#### DIRECTION:
Type out every line below exactly as it reads.

#### PROVIDED RECORDS:

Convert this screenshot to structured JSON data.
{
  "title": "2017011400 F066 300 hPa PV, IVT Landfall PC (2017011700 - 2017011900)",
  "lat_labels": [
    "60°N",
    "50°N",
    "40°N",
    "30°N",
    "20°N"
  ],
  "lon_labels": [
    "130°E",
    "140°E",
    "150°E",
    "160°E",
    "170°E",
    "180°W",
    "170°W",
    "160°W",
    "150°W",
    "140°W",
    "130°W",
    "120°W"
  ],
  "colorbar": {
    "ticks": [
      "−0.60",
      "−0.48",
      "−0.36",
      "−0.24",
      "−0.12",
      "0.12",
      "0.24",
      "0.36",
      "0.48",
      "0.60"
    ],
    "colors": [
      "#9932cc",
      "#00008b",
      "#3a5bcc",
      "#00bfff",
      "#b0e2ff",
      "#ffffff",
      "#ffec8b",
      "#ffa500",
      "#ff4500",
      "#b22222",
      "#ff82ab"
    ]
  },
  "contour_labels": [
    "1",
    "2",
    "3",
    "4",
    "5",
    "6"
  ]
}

#### WRITTEN REPLY:
Convert this screenshot to structured JSON data.
{
  "title": "2017011400 F066 300 hPa PV, IVT Landfall PC (2017011700 - 2017011900)",
  "lat_labels": [
    "60°N",
    "50°N",
    "40°N",
    "30°N",
    "20°N"
  ],
  "lon_labels": [
    "130°E",
    "140°E",
    "150°E",
    "160°E",
    "170°E",
    "180°W",
    "170°W",
    "160°W",
    "150°W",
    "140°W",
    "130°W",
    "120°W"
  ],
  "colorbar": {
    "ticks": [
      "−0.60",
      "−0.48",
      "−0.36",
      "−0.24",
      "−0.12",
      "0.12",
      "0.24",
      "0.36",
      "0.48",
      "0.60"
    ],
    "colors": [
      "#9932cc",
      "#00008b",
      "#3a5bcc",
      "#00bfff",
      "#b0e2ff",
      "#ffffff",
      "#ffec8b",
      "#ffa500",
      "#ff4500",
      "#b22222",
      "#ff82ab"
    ]
  },
  "contour_labels": [
    "1",
    "2",
    "3",
    "4",
    "5",
    "6"
  ]
}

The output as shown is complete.